▶ _What you need to do_
Reproduce all the entries exactly.

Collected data
BEGIN

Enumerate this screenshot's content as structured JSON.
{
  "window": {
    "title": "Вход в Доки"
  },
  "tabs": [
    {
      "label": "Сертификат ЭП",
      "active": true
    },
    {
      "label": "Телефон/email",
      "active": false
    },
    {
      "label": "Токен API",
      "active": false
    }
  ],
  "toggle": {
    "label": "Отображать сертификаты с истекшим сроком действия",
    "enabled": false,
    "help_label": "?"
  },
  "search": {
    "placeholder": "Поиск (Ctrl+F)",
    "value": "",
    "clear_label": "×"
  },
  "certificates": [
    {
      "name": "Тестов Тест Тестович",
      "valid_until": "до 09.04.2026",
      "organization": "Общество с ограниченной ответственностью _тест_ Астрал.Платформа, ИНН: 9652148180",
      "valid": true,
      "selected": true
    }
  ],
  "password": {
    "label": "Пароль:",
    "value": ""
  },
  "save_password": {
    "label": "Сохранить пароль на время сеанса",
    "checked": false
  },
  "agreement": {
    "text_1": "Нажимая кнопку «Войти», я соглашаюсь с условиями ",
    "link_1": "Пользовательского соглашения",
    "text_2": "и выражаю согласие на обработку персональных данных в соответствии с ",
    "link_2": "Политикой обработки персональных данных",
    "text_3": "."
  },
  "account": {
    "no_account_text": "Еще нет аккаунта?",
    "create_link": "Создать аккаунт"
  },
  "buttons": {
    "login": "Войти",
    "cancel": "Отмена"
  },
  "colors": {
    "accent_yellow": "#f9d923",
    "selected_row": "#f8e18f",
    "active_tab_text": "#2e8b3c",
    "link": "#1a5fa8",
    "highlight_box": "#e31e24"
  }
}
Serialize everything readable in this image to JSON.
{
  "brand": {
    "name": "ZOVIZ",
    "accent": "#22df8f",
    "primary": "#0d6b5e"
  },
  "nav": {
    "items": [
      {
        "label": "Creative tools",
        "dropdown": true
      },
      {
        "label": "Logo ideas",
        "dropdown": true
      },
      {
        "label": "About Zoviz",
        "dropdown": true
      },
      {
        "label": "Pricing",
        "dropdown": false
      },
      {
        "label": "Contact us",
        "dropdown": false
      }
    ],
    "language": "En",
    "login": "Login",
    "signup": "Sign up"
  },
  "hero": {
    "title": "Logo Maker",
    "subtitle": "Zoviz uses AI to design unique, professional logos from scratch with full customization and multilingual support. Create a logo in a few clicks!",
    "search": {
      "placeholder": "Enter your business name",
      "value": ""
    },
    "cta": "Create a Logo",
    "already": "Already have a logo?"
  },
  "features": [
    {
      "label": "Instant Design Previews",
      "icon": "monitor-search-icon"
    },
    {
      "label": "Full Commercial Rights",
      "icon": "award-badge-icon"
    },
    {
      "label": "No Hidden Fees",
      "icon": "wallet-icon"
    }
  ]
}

END

▶ _Task solution_
Enumerate this screenshot's content as structured JSON.
{
  "window": {
    "title": "Вход в Доки"
  },
  "tabs": [
    {
      "label": "Сертификат ЭП",
      "active": true
    },
    {
      "label": "Телефон/email",
      "active": false
    },
    {
      "label": "Токен API",
      "active": false
    }
  ],
  "toggle": {
    "label": "Отображать сертификаты с истекшим сроком действия",
    "enabled": false,
    "help_label": "?"
  },
  "search": {
    "placeholder": "Поиск (Ctrl+F)",
    "value": "",
    "clear_label": "×"
  },
  "certificates": [
    {
      "name": "Тестов Тест Тестович",
      "valid_until": "до 09.04.2026",
      "organization": "Общество с ограниченной ответственностью _тест_ Астрал.Платформа, ИНН: 9652148180",
      "valid": true,
      "selected": true
    }
  ],
  "password": {
    "label": "Пароль:",
    "value": ""
  },
  "save_password": {
    "label": "Сохранить пароль на время сеанса",
    "checked": false
  },
  "agreement": {
    "text_1": "Нажимая кнопку «Войти», я соглашаюсь с условиями ",
    "link_1": "Пользовательского соглашения",
    "text_2": "и выражаю согласие на обработку персональных данных в соответствии с ",
    "link_2": "Политикой обработки персональных данных",
    "text_3": "."
  },
  "account": {
    "no_account_text": "Еще нет аккаунта?",
    "create_link": "Создать аккаунт"
  },
  "buttons": {
    "login": "Войти",
    "cancel": "Отмена"
  },
  "colors": {
    "accent_yellow": "#f9d923",
    "selected_row": "#f8e18f",
    "active_tab_text": "#2e8b3c",
    "link": "#1a5fa8",
    "highlight_box": "#e31e24"
  }
}
Serialize everything readable in this image to JSON.
{
  "brand": {
    "name": "ZOVIZ",
    "accent": "#22df8f",
    "primary": "#0d6b5e"
  },
  "nav": {
    "items": [
      {
        "label": "Creative tools",
        "dropdown": true
      },
      {
        "label": "Logo ideas",
        "dropdown": true
      },
      {
        "label": "About Zoviz",
        "dropdown": true
      },
      {
        "label": "Pricing",
        "dropdown": false
      },
      {
        "label": "Contact us",
        "dropdown": false
      }
    ],
    "language": "En",
    "login": "Login",
    "signup": "Sign up"
  },
  "hero": {
    "title": "Logo Maker",
    "subtitle": "Zoviz uses AI to design unique, professional logos from scratch with full customization and multilingual support. Create a logo in a few clicks!",
    "search": {
      "placeholder": "Enter your business name",
      "value": ""
    },
    "cta": "Create a Logo",
    "already": "Already have a logo?"
  },
  "features": [
    {
      "label": "Instant Design Previews",
      "icon": "monitor-search-icon"
    },
    {
      "label": "Full Commercial Rights",
      "icon": "award-badge-icon"
    },
    {
      "label": "No Hidden Fees",
      "icon": "wallet-icon"
    }
  ]
}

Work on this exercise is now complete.